### [Task instructions]
Check each line of the material below for the string "leren", then report how many lines have it, and nothing else.

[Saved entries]
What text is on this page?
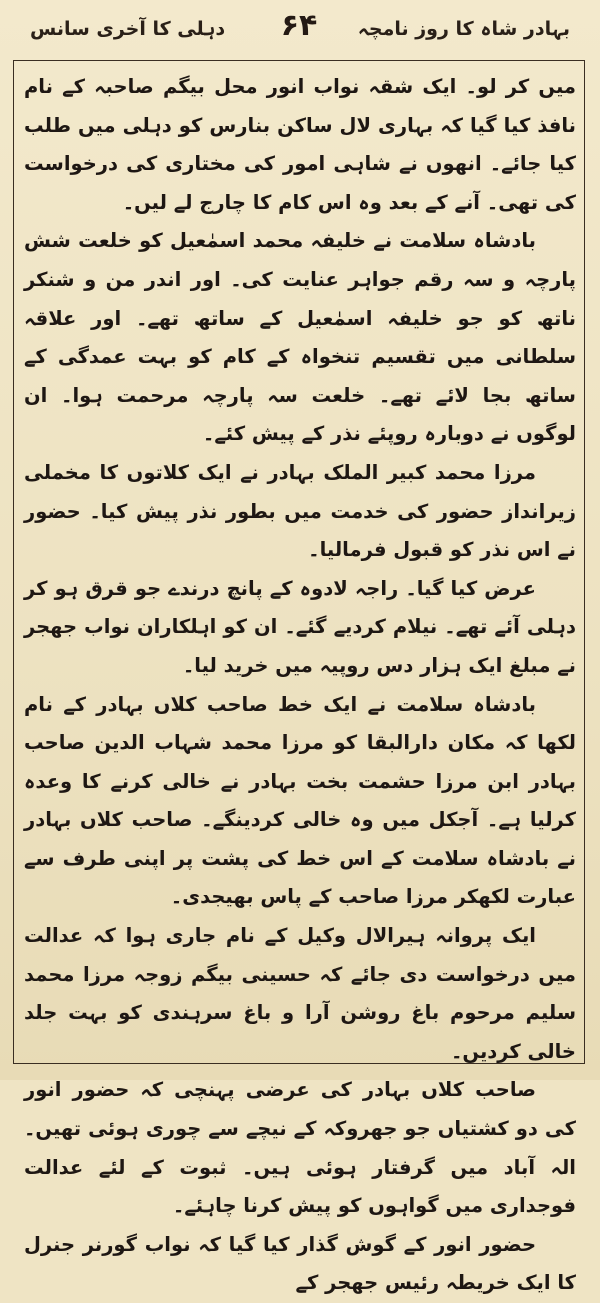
بہادر شاہ کا روز نامچہ
۶۴
دہلی کا آخری سانس

میں کر لو۔ ایک شقہ نواب انور محل بیگم صاحبہ کے نام نافذ کیا گیا کہ بہاری لال ساکن بنارس کو دہلی میں طلب کیا جائے۔ انھوں نے شاہی امور کی مختاری کی درخواست کی تھی۔ آنے کے بعد وہ اس کام کا چارج لے لیں۔

بادشاہ سلامت نے خلیفہ محمد اسمٰعیل کو خلعت شش پارچہ و سہ رقم جواہر عنایت کی۔ اور اندر من و شنکر ناتھ کو جو خلیفہ اسمٰعیل کے ساتھ تھے۔ اور علاقہ سلطانی میں تقسیم تنخواہ کے کام کو بہت عمدگی کے ساتھ بجا لائے تھے۔ خلعت سہ پارچہ مرحمت ہوا۔ ان لوگوں نے دوبارہ روپئے نذر کے پیش کئے۔

مرزا محمد کبیر الملک بہادر نے ایک کلاتوں کا مخملی زیرانداز حضور کی خدمت میں بطور نذر پیش کیا۔ حضور نے اس نذر کو قبول فرمالیا۔

عرض کیا گیا۔ راجہ لادوہ کے پانچ درندے جو قرق ہو کر دہلی آئے تھے۔ نیلام کردیے گئے۔ ان کو اہلکاران نواب جھجر نے مبلغ ایک ہزار دس روپیہ میں خرید لیا۔

بادشاہ سلامت نے ایک خط صاحب کلاں بہادر کے نام لکھا کہ مکان دارالبقا کو مرزا محمد شہاب الدین صاحب بہادر ابن مرزا حشمت بخت بہادر نے خالی کرنے کا وعدہ کرلیا ہے۔ آجکل میں وہ خالی کردینگے۔ صاحب کلاں بہادر نے بادشاہ سلامت کے اس خط کی پشت پر اپنی طرف سے عبارت لکھکر مرزا صاحب کے پاس بھیجدی۔

ایک پروانہ ہیرالال وکیل کے نام جاری ہوا کہ عدالت میں درخواست دی جائے کہ حسینی بیگم زوجہ مرزا محمد سلیم مرحوم باغ روشن آرا و باغ سرہندی کو بہت جلد خالی کردیں۔

صاحب کلاں بہادر کی عرضی پہنچی کہ حضور انور کی دو کشتیاں جو جھروکہ کے نیچے سے چوری ہوئی تھیں۔ الہ آباد میں گرفتار ہوئی ہیں۔ ثبوت کے لئے عدالت فوجداری میں گواہوں کو پیش کرنا چاہئے۔

حضور انور کے گوش گذار کیا گیا کہ نواب گورنر جنرل کا ایک خریطہ رئیس جھجر کے
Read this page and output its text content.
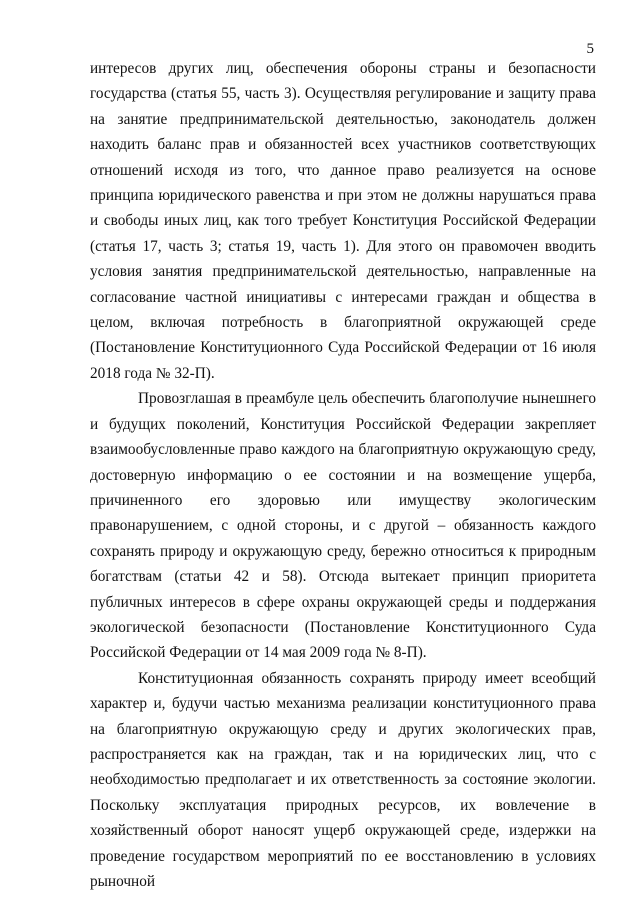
5

интересов других лиц, обеспечения обороны страны и безопасности государства (статья 55, часть 3). Осуществляя регулирование и защиту права на занятие предпринимательской деятельностью, законодатель должен находить баланс прав и обязанностей всех участников соответствующих отношений исходя из того, что данное право реализуется на основе принципа юридического равенства и при этом не должны нарушаться права и свободы иных лиц, как того требует Конституция Российской Федерации (статья 17, часть 3; статья 19, часть 1). Для этого он правомочен вводить условия занятия предпринимательской деятельностью, направленные на согласование частной инициативы с интересами граждан и общества в целом, включая потребность в благоприятной окружающей среде (Постановление Конституционного Суда Российской Федерации от 16 июля 2018 года № 32-П).

Провозглашая в преамбуле цель обеспечить благополучие нынешнего и будущих поколений, Конституция Российской Федерации закрепляет взаимообусловленные право каждого на благоприятную окружающую среду, достоверную информацию о ее состоянии и на возмещение ущерба, причиненного его здоровью или имуществу экологическим правонарушением, с одной стороны, и с другой – обязанность каждого сохранять природу и окружающую среду, бережно относиться к природным богатствам (статьи 42 и 58). Отсюда вытекает принцип приоритета публичных интересов в сфере охраны окружающей среды и поддержания экологической безопасности (Постановление Конституционного Суда Российской Федерации от 14 мая 2009 года № 8-П).

Конституционная обязанность сохранять природу имеет всеобщий характер и, будучи частью механизма реализации конституционного права на благоприятную окружающую среду и других экологических прав, распространяется как на граждан, так и на юридических лиц, что с необходимостью предполагает и их ответственность за состояние экологии. Поскольку эксплуатация природных ресурсов, их вовлечение в хозяйственный оборот наносят ущерб окружающей среде, издержки на проведение государством мероприятий по ее восстановлению в условиях рыночной
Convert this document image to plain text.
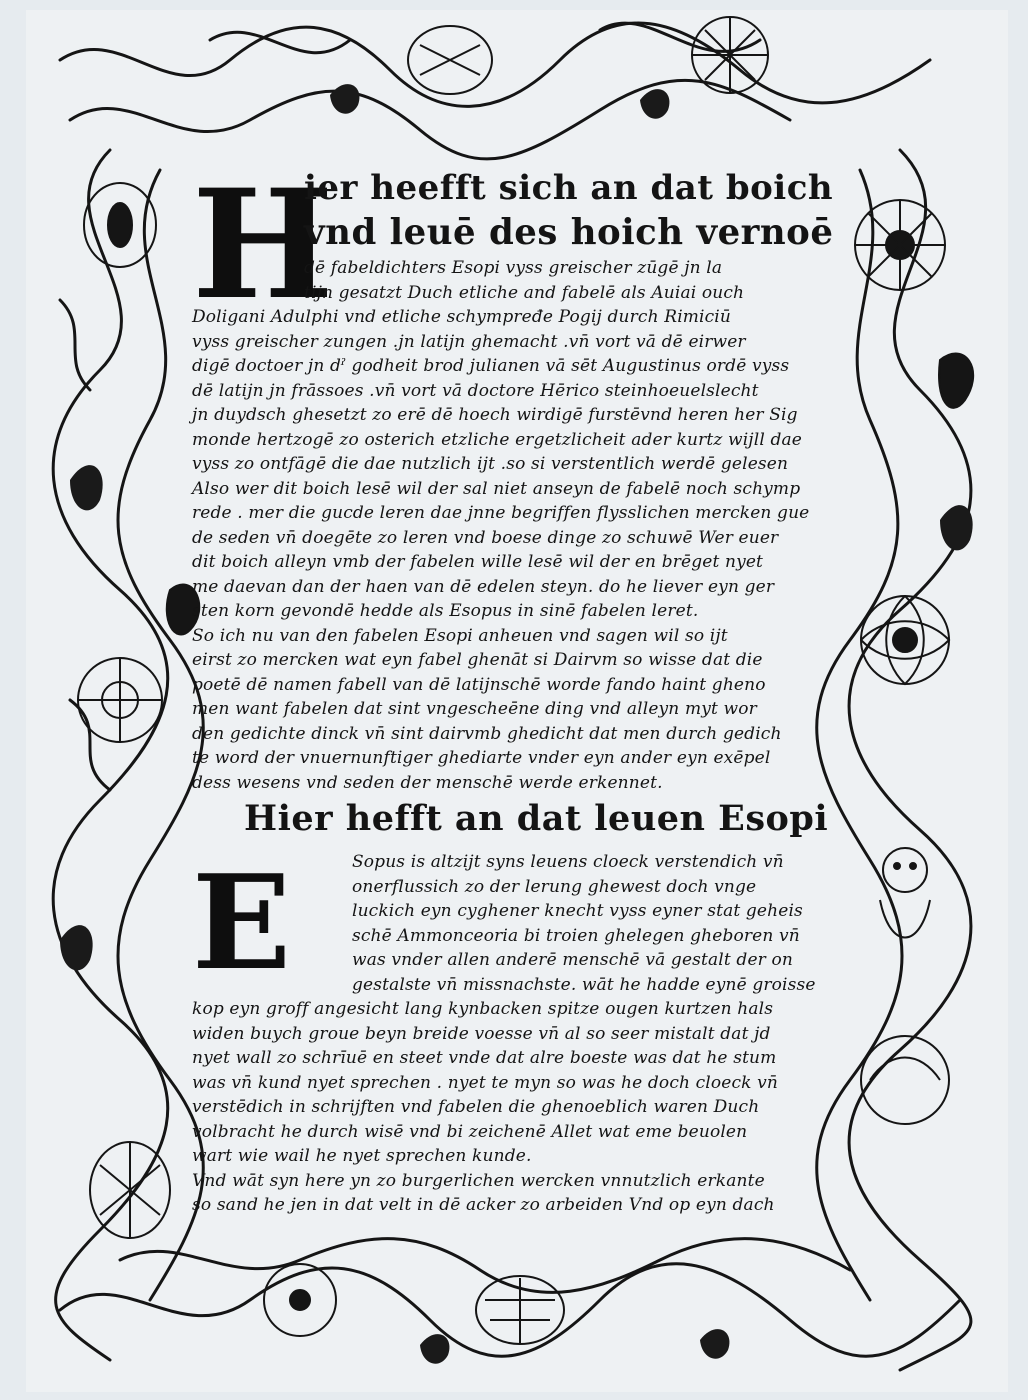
H
ier heefft sich an dat boich
vnd leuē des hoich vernoē
dē fabeldichters Esopi vyss greischer zūgē jn la
tijn gesatzt Duch etliche and fabelē als Auiai ouch
Doligani Adulphi vnd etliche schympređe Pogij durch Rimiciū
vyss greischer zungen .jn latijn ghemacht .vn̄ vort vā dē eirwer
digē doctoer jn dˀ godheit brod julianen vā sēt Augustinus ordē vyss
dē latijn jn frāssoes .vn̄ vort vā doctore Hērico steinhoeuelslecht
jn duydsch ghesetzt zo erē dē hoech wirdigē furstēvnd heren her Sig
monde hertzogē zo osterich etzliche ergetzlicheit ader kurtz wijll dae
vyss zo ontfāgē die dae nutzlich ijt .so si verstentlich werdē gelesen
Also wer dit boich lesē wil der sal niet anseyn de fabelē noch schymp
rede . mer die gucde leren dae jnne begriffen flysslichen mercken gue
de seden vn̄ doegēte zo leren vnd boese dinge zo schuwē Wer euer
dit boich alleyn vmb der fabelen wille lesē wil der en brēget nyet
me daevan dan der haen van dē edelen steyn. do he liever eyn ger
sten korn gevondē hedde als Esopus in sinē fabelen leret.
So ich nu van den fabelen Esopi anheuen vnd sagen wil so ijt
eirst zo mercken wat eyn fabel ghenāt si Dairvm so wisse dat die
poetē dē namen fabell van dē latijnschē worde fando haint gheno
men want fabelen dat sint vngescheēne ding vnd alleyn myt wor
den gedichte dinck vn̄ sint dairvmb ghedicht dat men durch gedich
te word der vnuernunftiger ghediarte vnder eyn ander eyn exēpel
dess wesens vnd seden der menschē werde erkennet.
Hier hefft an dat leuen Esopi
E	Sopus is altzijt syns leuens cloeck verstendich vn̄
onerflussich zo der lerung ghewest doch vnge
luckich eyn cyghener knecht vyss eyner stat geheis
schē Ammonceoria bi troien ghelegen gheboren vn̄
was vnder allen anderē menschē vā gestalt der on
gestalste vn̄ missnachste. wāt he hadde eynē groisse
kop eyn groff angesicht lang kynbacken spitze ougen kurtzen hals
widen buych groue beyn breide voesse vn̄ al so seer mistalt dat jd
nyet wall zo schrīuē en steet vnde dat alre boeste was dat he stum
was vn̄ kund nyet sprechen . nyet te myn so was he doch cloeck vn̄
verstēdich in schrijften vnd fabelen die ghenoeblich waren Duch
volbracht he durch wisē vnd bi zeichenē Allet wat eme beuolen
wart wie wail he nyet sprechen kunde.
Vnd wāt syn here yn zo burgerlichen wercken vnnutzlich erkante
so sand he jen in dat velt in dē acker zo arbeiden Vnd op eyn dach
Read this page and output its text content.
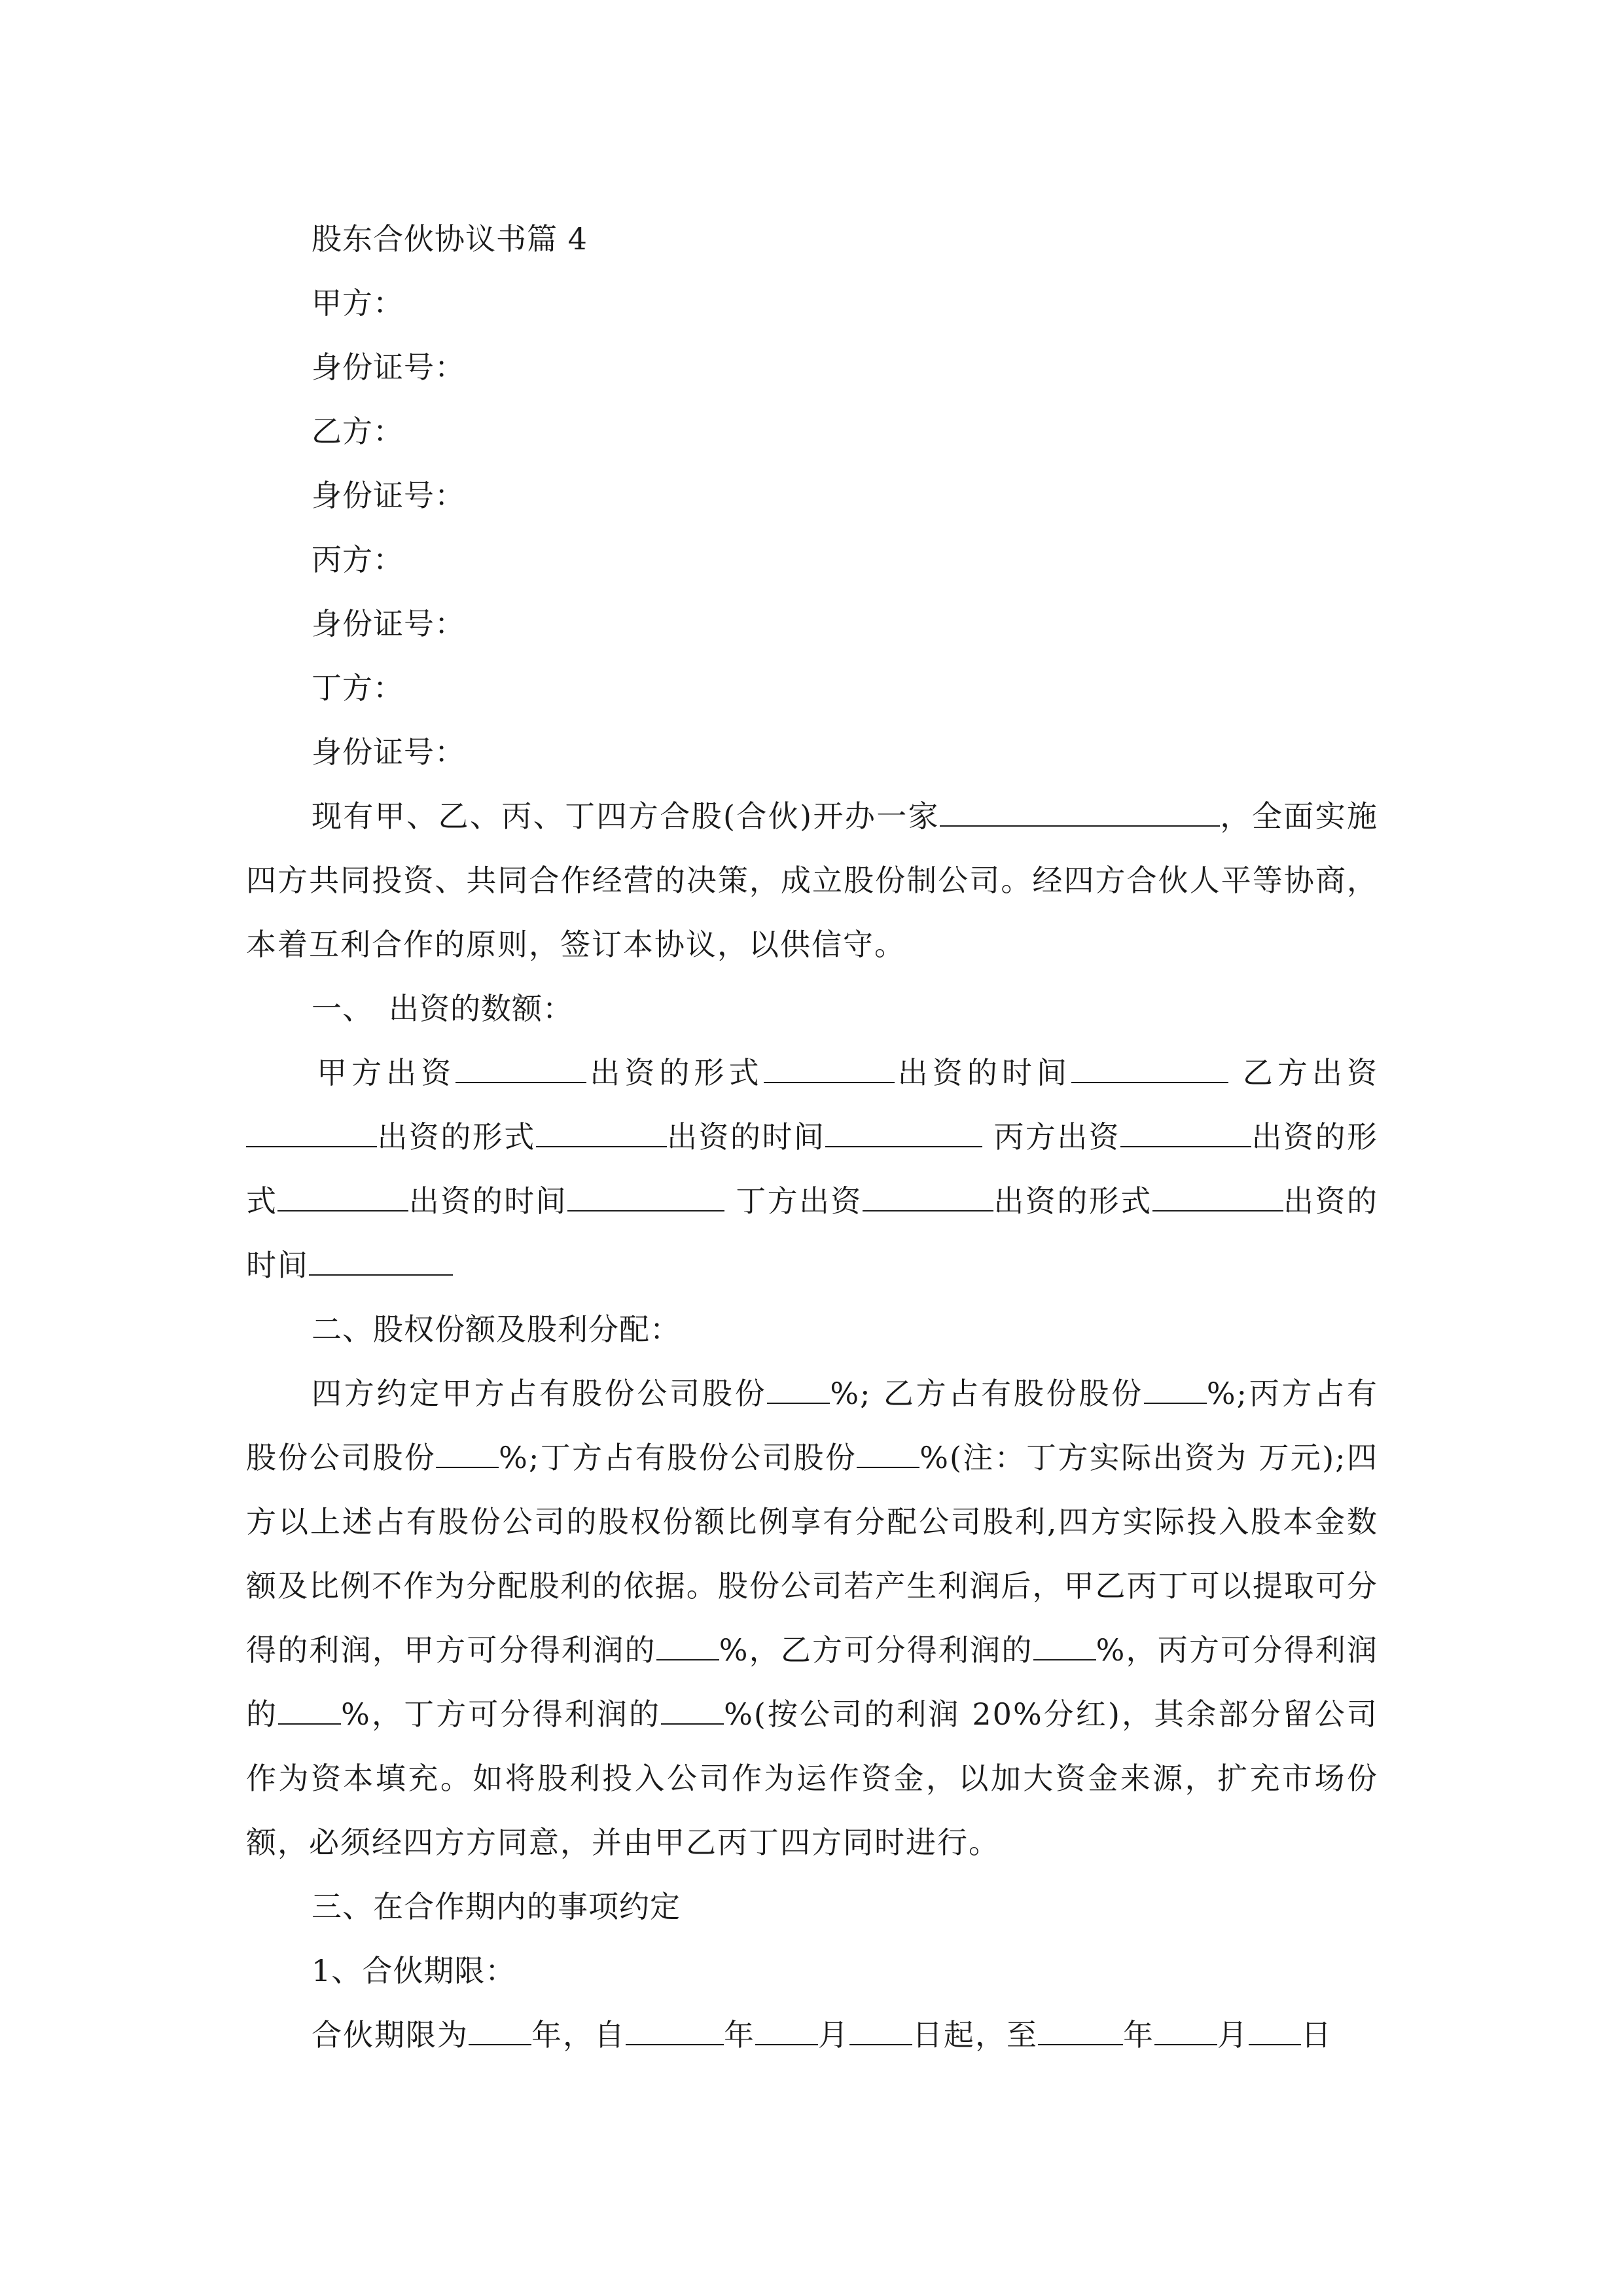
股东合伙协议书篇 4
甲方：
身份证号：
乙方：
身份证号：
丙方：
身份证号：
丁方：
身份证号：

现有甲、乙、丙、丁四方合股(合伙)开办一家	，全面实施四方共同投资、共同合作经营的决策，成立股份制公司。经四方合伙人平等协商，本着互利合作的原则，签订本协议，以供信守。

一、　出资的数额：

甲方出资	出资的形式	出资的时间	乙方出资出资的形式	出资的时间	丙方出资	出资的形式	出资的时间	丁方出资	出资的形式	出资的时间

二、股权份额及股利分配：

四方约定甲方占有股份公司股份 %; 乙方占有股份股份 %;丙方占有股份公司股份 %;丁方占有股份公司股份 %(注：丁方实际出资为 万元);四方以上述占有股份公司的股权份额比例享有分配公司股利,四方实际投入股本金数额及比例不作为分配股利的依据。股份公司若产生利润后，甲乙丙丁可以提取可分得的利润，甲方可分得利润的 %，乙方可分得利润的 %，丙方可分得利润的 %，丁方可分得利润的 %(按公司的利润 20%分红)，其余部分留公司作为资本填充。如将股利投入公司作为运作资金，以加大资金来源，扩充市场份额，必须经四方方同意，并由甲乙丙丁四方同时进行。

三、在合作期内的事项约定
1、合伙期限：

合伙期限为 年，自	年 月 日起，至	年 月 日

### [Answer for this exercise]
2